** start Material supplied **
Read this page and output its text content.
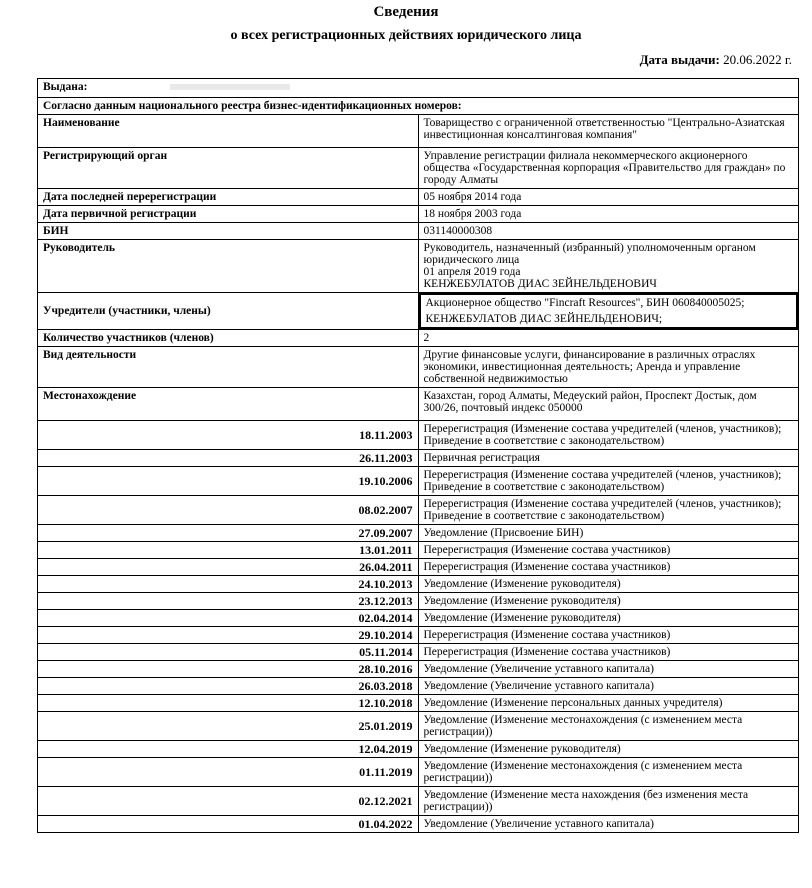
Сведения
о всех регистрационных действиях юридического лица
Дата выдачи: 20.06.2022 г.
Выдана:	
Согласно данным национального реестра бизнес-идентификационных номеров:	
Наименование	Товарищество с ограниченной ответственностью "Центрально-Азиатская инвестиционная консалтинговая компания"
Регистрирующий орган	Управление регистрации филиала некоммерческого акционерного общества «Государственная корпорация «Правительство для граждан» по городу Алматы
Дата последней перерегистрации	05 ноября 2014 года
Дата первичной регистрации	18 ноября 2003 года
БИН	031140000308
Руководитель	Руководитель, назначенный (избранный) уполномоченным органом юридического лица
01 апреля 2019 года
КЕНЖЕБУЛАТОВ ДИАС ЗЕЙНЕЛЬДЕНОВИЧ

Учредители (участники, члены)	Акционерное общество "Fincraft Resources", БИН 060840005025;
КЕНЖЕБУЛАТОВ ДИАС ЗЕЙНЕЛЬДЕНОВИЧ;

Количество участников (членов)	2
Вид деятельности	Другие финансовые услуги, финансирование в различных отраслях экономики, инвестиционная деятельность; Аренда и управление собственной недвижимостью
Местонахождение	Казахстан, город Алматы, Медеуский район, Проспект Достык, дом 300/26, почтовый индекс 050000
18.11.2003	Перерегистрация (Изменение состава учредителей (членов, участников); Приведение в соответствие с законодательством)
26.11.2003	Первичная регистрация
19.10.2006	Перерегистрация (Изменение состава учредителей (членов, участников); Приведение в соответствие с законодательством)
08.02.2007	Перерегистрация (Изменение состава учредителей (членов, участников); Приведение в соответствие с законодательством)
27.09.2007	Уведомление (Присвоение БИН)
13.01.2011	Перерегистрация (Изменение состава участников)
26.04.2011	Перерегистрация (Изменение состава участников)
24.10.2013	Уведомление (Изменение руководителя)
23.12.2013	Уведомление (Изменение руководителя)
02.04.2014	Уведомление (Изменение руководителя)
29.10.2014	Перерегистрация (Изменение состава участников)
05.11.2014	Перерегистрация (Изменение состава участников)
28.10.2016	Уведомление (Увеличение уставного капитала)
26.03.2018	Уведомление (Увеличение уставного капитала)
12.10.2018	Уведомление (Изменение персональных данных учредителя)
25.01.2019	Уведомление (Изменение местонахождения (с изменением места регистрации))
12.04.2019	Уведомление (Изменение руководителя)
01.11.2019	Уведомление (Изменение местонахождения (с изменением места регистрации))
02.12.2021	Уведомление (Изменение места нахождения (без изменения места регистрации))
01.04.2022	Уведомление (Увеличение уставного капитала)
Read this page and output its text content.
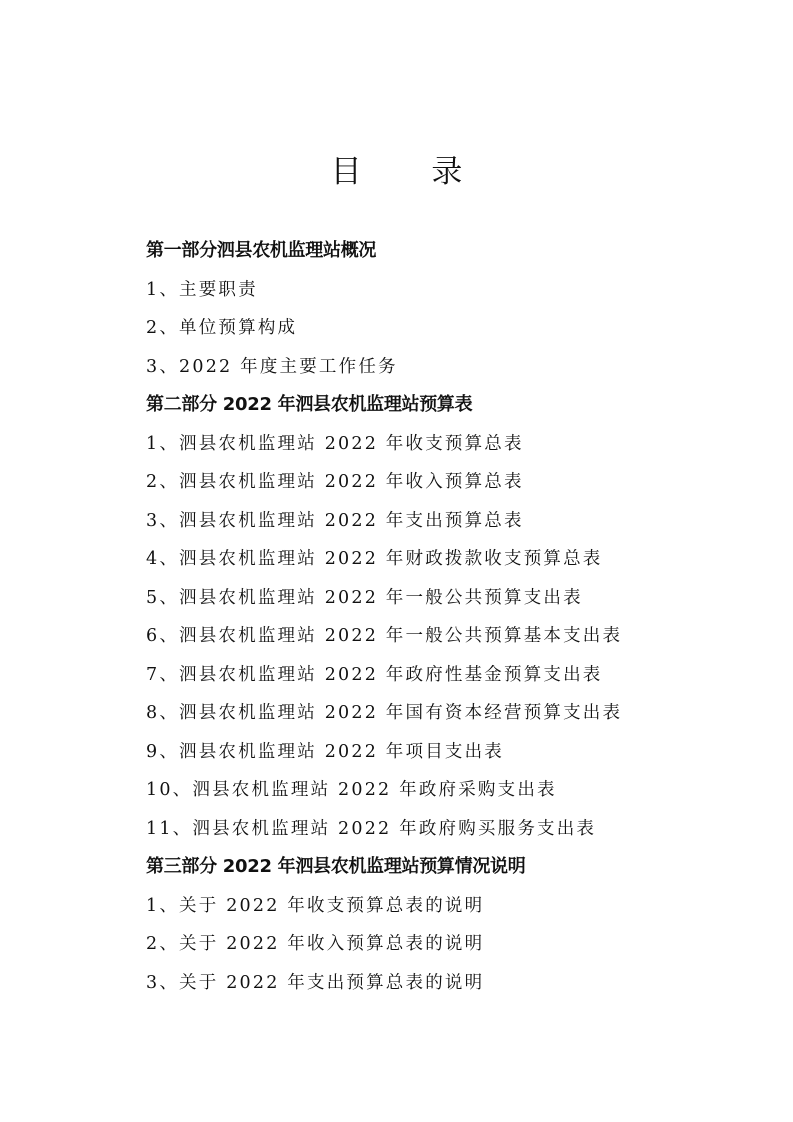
目 录
第一部分泗县农机监理站概况
1、主要职责
2、单位预算构成
3、2022 年度主要工作任务
第二部分 2022 年泗县农机监理站预算表
1、泗县农机监理站 2022 年收支预算总表
2、泗县农机监理站 2022 年收入预算总表
3、泗县农机监理站 2022 年支出预算总表
4、泗县农机监理站 2022 年财政拨款收支预算总表
5、泗县农机监理站 2022 年一般公共预算支出表
6、泗县农机监理站 2022 年一般公共预算基本支出表
7、泗县农机监理站 2022 年政府性基金预算支出表
8、泗县农机监理站 2022 年国有资本经营预算支出表
9、泗县农机监理站 2022 年项目支出表
10、泗县农机监理站 2022 年政府采购支出表
11、泗县农机监理站 2022 年政府购买服务支出表
第三部分 2022 年泗县农机监理站预算情况说明
1、关于 2022 年收支预算总表的说明
2、关于 2022 年收入预算总表的说明
3、关于 2022 年支出预算总表的说明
** end Material supplied **
**Problem to work on:**
Look above for every line with the word "инвестиционная" and copy it.

**Output of the exercise:**
Наименование	Товарищество с ограниченной ответственностью "Центрально-Азиатская инвестиционная консалтинговая компания"
Вид деятельности	Другие финансовые услуги, финансирование в различных отраслях экономики, инвестиционная деятельность; Аренда и управление собственной недвижимостью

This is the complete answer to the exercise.